◆ **Short exercise**
Gather up all lines that carry the word "with".

◆ **Dataset records**
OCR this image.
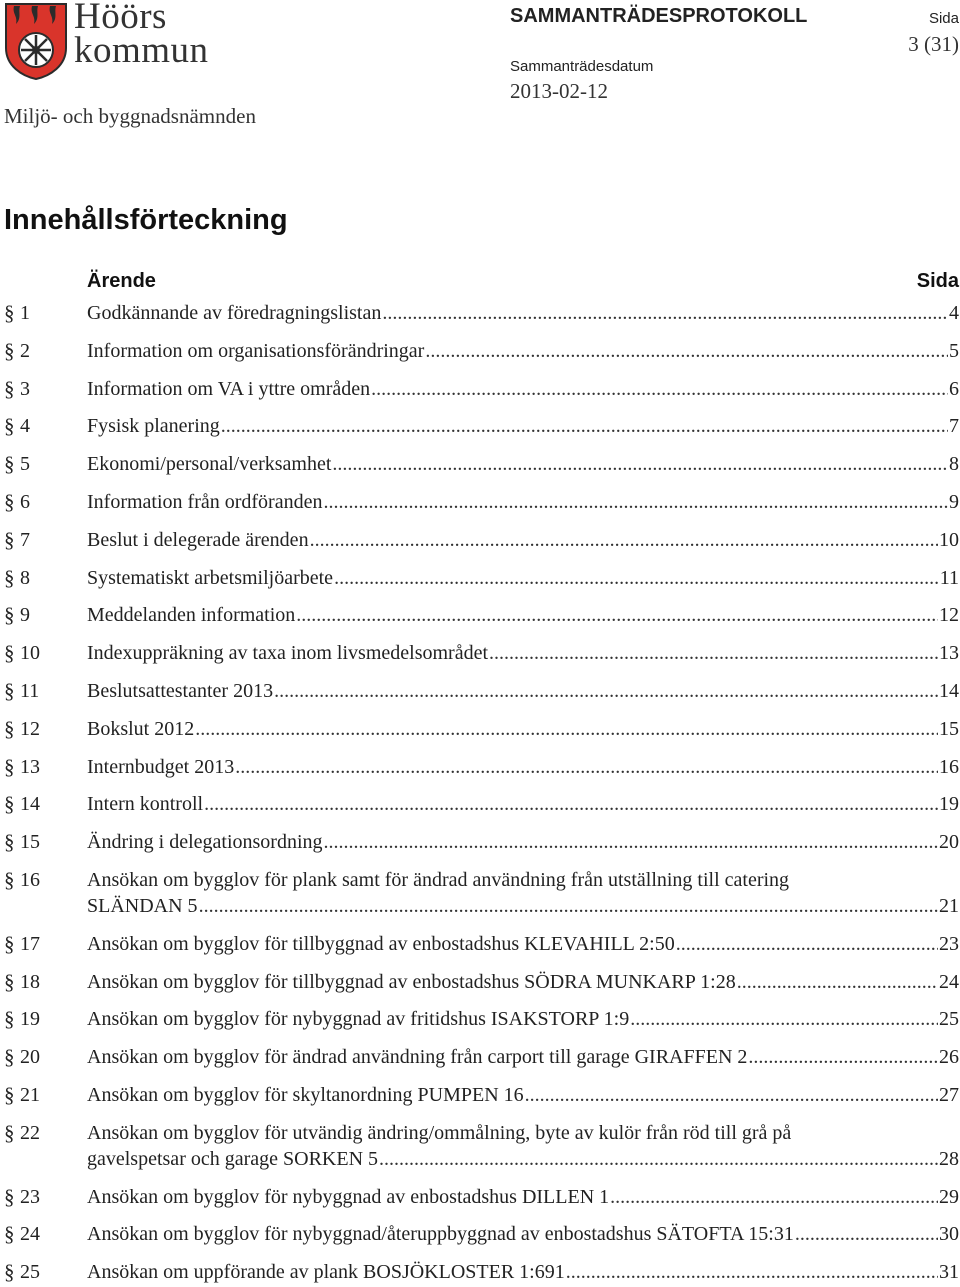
Höörs
kommun
Miljö- och byggnadsnämnden
SAMMANTRÄDESPROTOKOLL
Sammanträdesdatum
2013-02-12
Sida
3 (31)
Innehållsförteckning
Ärende	Sida
§ 1	Godkännande av föredragningslistan .....	4
§ 2	Information om organisationsförändringar .....	5
§ 3	Information om VA i yttre områden .....	6
§ 4	Fysisk planering .....	7
§ 5	Ekonomi/personal/verksamhet .....	8
§ 6	Information från ordföranden .....	9
§ 7	Beslut i delegerade ärenden .....	10
§ 8	Systematiskt arbetsmiljöarbete .....	11
§ 9	Meddelanden information .....	12
§ 10 Indexuppräkning av taxa inom livsmedelsområdet .....	13
§ 11 Beslutsattestanter 2013 .....	14
§ 12 Bokslut 2012 .....	15
§ 13 Internbudget 2013 .....	16
§ 14 Intern kontroll .....	19
§ 15 Ändring i delegationsordning .....	20
§ 16 Ansökan om bygglov för plank samt för ändrad användning från utställning till catering
SLÄNDAN 5 .....	21
§ 17 Ansökan om bygglov för tillbyggnad av enbostadshus KLEVAHILL 2:50 .....	23
§ 18 Ansökan om bygglov för tillbyggnad av enbostadshus SÖDRA MUNKARP 1:28 .....	24
§ 19 Ansökan om bygglov för nybyggnad av fritidshus ISAKSTORP 1:9 .....	25
§ 20 Ansökan om bygglov för ändrad användning från carport till garage GIRAFFEN 2 .....	26
§ 21 Ansökan om bygglov för skyltanordning PUMPEN 16 .....	27
§ 22 Ansökan om bygglov för utvändig ändring/ommålning, byte av kulör från röd till grå på
gavelspetsar och garage SORKEN 5 .....	28
§ 23 Ansökan om bygglov för nybyggnad av enbostadshus DILLEN 1 .....	29
§ 24 Ansökan om bygglov för nybyggnad/återuppbyggnad av enbostadshus SÄTOFTA 15:31 .....	30
§ 25 Ansökan om uppförande av plank BOSJÖKLOSTER 1:691 .....	31
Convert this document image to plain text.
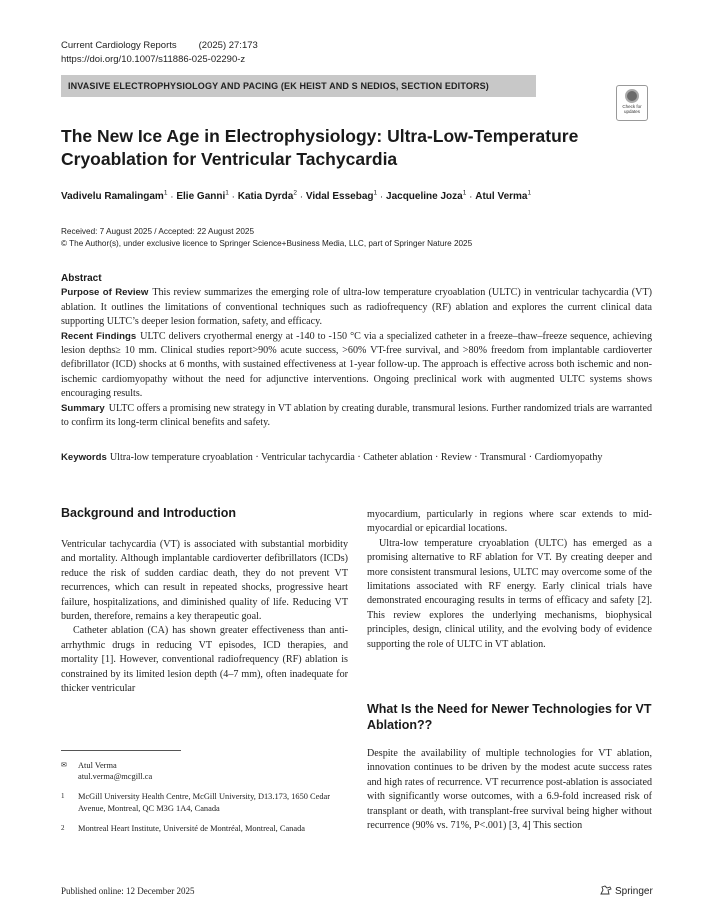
Current Cardiology Reports (2025) 27:173
https://doi.org/10.1007/s11886-025-02290-z
INVASIVE ELECTROPHYSIOLOGY AND PACING (EK HEIST AND S NEDIOS, SECTION EDITORS)
Check for
updates
The New Ice Age in Electrophysiology: Ultra-Low-Temperature
Cryoablation for Ventricular Tachycardia
Vadivelu Ramalingam$^1$ · Elie Ganni$^1$ · Katia Dyrda$^2$ · Vidal Essebag$^1$ · Jacqueline Joza$^1$ · Atul Verma$^1$
Received: 7 August 2025 / Accepted: 22 August 2025
© The Author(s), under exclusive licence to Springer Science+Business Media, LLC, part of Springer Nature 2025
Abstract

Purpose of Review This review summarizes the emerging role of ultra-low temperature cryoablation (ULTC) in ventricular tachycardia (VT) ablation. It outlines the limitations of conventional techniques such as radiofrequency (RF) ablation and explores the current clinical data supporting ULTC’s deeper lesion formation, safety, and efficacy.

Recent Findings ULTC delivers cryothermal energy at -140 to -150 °C via a specialized catheter in a freeze–thaw–freeze sequence, achieving lesion depths≥ 10 mm. Clinical studies report>90% acute success, >60% VT-free survival, and >80% freedom from implantable cardioverter defibrillator (ICD) shocks at 6 months, with sustained effectiveness at 1-year follow-up. The approach is effective across both ischemic and non-ischemic cardiomyopathy without the need for adjunctive interventions. Ongoing preclinical work with augmented ULTC systems shows encouraging results.

Summary ULTC offers a promising new strategy in VT ablation by creating durable, transmural lesions. Further randomized trials are warranted to confirm its long-term clinical benefits and safety.

Keywords Ultra-low temperature cryoablation · Ventricular tachycardia · Catheter ablation · Review · Transmural · Cardiomyopathy
Background and Introduction

Ventricular tachycardia (VT) is associated with substantial morbidity and mortality. Although implantable cardioverter defibrillators (ICDs) reduce the risk of sudden cardiac death, they do not prevent VT recurrences, which can result in repeated shocks, progressive heart failure, hospitalizations, and diminished quality of life. Reducing VT burden, therefore, remains a key therapeutic goal.

Catheter ablation (CA) has shown greater effectiveness than anti-arrhythmic drugs in reducing VT episodes, ICD therapies, and mortality [1]. However, conventional radiofrequency (RF) ablation is constrained by its limited lesion depth (4–7 mm), often inadequate for thicker ventricular

myocardium, particularly in regions where scar extends to mid-myocardial or epicardial locations.

Ultra-low temperature cryoablation (ULTC) has emerged as a promising alternative to RF ablation for VT. By creating deeper and more consistent transmural lesions, ULTC may overcome some of the limitations associated with RF energy. Early clinical trials have demonstrated encouraging results in terms of efficacy and safety [2]. This review explores the underlying mechanisms, biophysical principles, design, clinical utility, and the evolving body of evidence supporting the role of ULTC in VT ablation.

What Is the Need for Newer Technologies for VT Ablation??

Despite the availability of multiple technologies for VT ablation, innovation continues to be driven by the modest acute success rates and high rates of recurrence. VT recurrence post-ablation is associated with significantly worse outcomes, with a 6.9-fold increased risk of transplant or death, with transplant-free survival being higher without recurrence (90% vs. 71%, P<.001) [3, 4] This section

✉ Atul Verma
atul.verma@mcgill.ca
1 McGill University Health Centre, McGill University, D13.173, 1650 Cedar Avenue, Montreal, QC M3G 1A4, Canada
2 Montreal Heart Institute, Université de Montréal, Montreal, Canada
Published online: 12 December 2025	Springer
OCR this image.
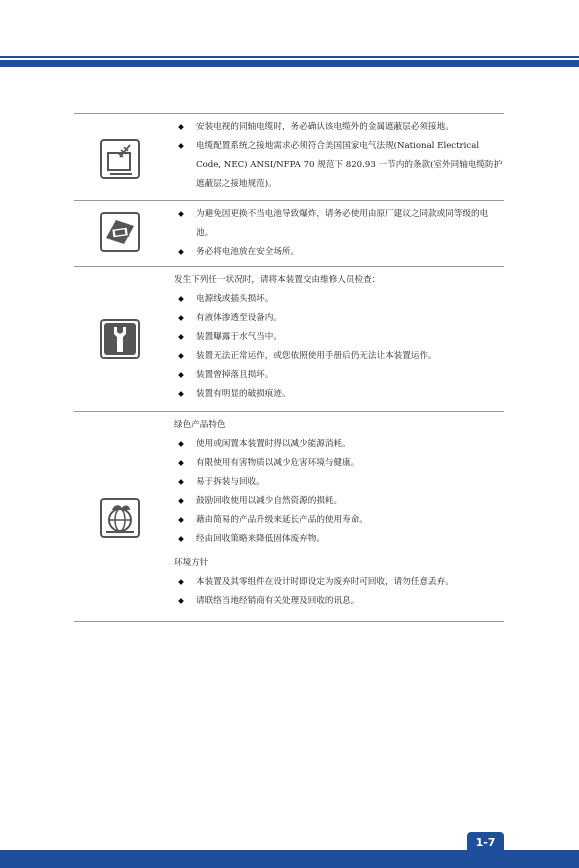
安装电视的同轴电缆时，务必确认该电缆外的金属遮蔽层必须接地。
电缆配置系统之接地需求必须符合美国国家电气法规(National Electrical Code, NEC) ANSI/NFPA 70 规范下 820.93 一节内的条款(室外同轴电缆防护遮蔽层之接地规范)。
为避免因更换不当电池导致爆炸，请务必使用由原厂建议之同款或同等级的电池。
务必将电池放在安全场所。

发生下列任一状况时，请将本装置交由维修人员检查：

电源线或插头损坏。
有液体渗透至设备内。
装置曝露于水气当中。
装置无法正常运作，或您依照使用手册后仍无法让本装置运作。
装置曾掉落且损坏。
装置有明显的破损痕迹。

绿色产品特色

使用或闲置本装置时得以减少能源消耗。
有限使用有害物质以减少危害环境与健康。
易于拆装与回收。
鼓励回收使用以减少自然资源的损耗。
藉由简易的产品升级来延长产品的使用寿命。
经由回收策略来降低固体废弃物。

环境方针

本装置及其零组件在设计时即设定为废弃时可回收，请勿任意丢弃。
请联络当地经销商有关处理及回收的讯息。
1-7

◆ **Solution**
Recent Findings ULTC delivers cryothermal energy at -140 to -150 °C via a specialized catheter in a freeze–thaw–freeze sequence, achieving lesion depths≥ 10 mm. Clinical studies report>90% acute success, >60% VT-free survival, and >80% freedom from implantable cardioverter defibrillator (ICD) shocks at 6 months, with sustained effectiveness at 1-year follow-up. The approach is effective across both ischemic and non-ischemic cardiomyopathy without the need for adjunctive interventions. Ongoing preclinical work with augmented ULTC systems shows encouraging results.
Ventricular tachycardia (VT) is associated with substantial morbidity and mortality. Although implantable cardioverter defibrillators (ICDs) reduce the risk of sudden cardiac death, they do not prevent VT recurrences, which can result in repeated shocks, progressive heart failure, hospitalizations, and diminished quality of life. Reducing VT burden, therefore, remains a key therapeutic goal.
Ultra-low temperature cryoablation (ULTC) has emerged as a promising alternative to RF ablation for VT. By creating deeper and more consistent transmural lesions, ULTC may overcome some of the limitations associated with RF energy. Early clinical trials have demonstrated encouraging results in terms of efficacy and safety [2]. This review explores the underlying mechanisms, biophysical principles, design, clinical utility, and the evolving body of evidence supporting the role of ULTC in VT ablation.
Despite the availability of multiple technologies for VT ablation, innovation continues to be driven by the modest acute success rates and high rates of recurrence. VT recurrence post-ablation is associated with significantly worse outcomes, with a 6.9-fold increased risk of transplant or death, with transplant-free survival being higher without recurrence (90% vs. 71%, P<.001) [3, 4] This section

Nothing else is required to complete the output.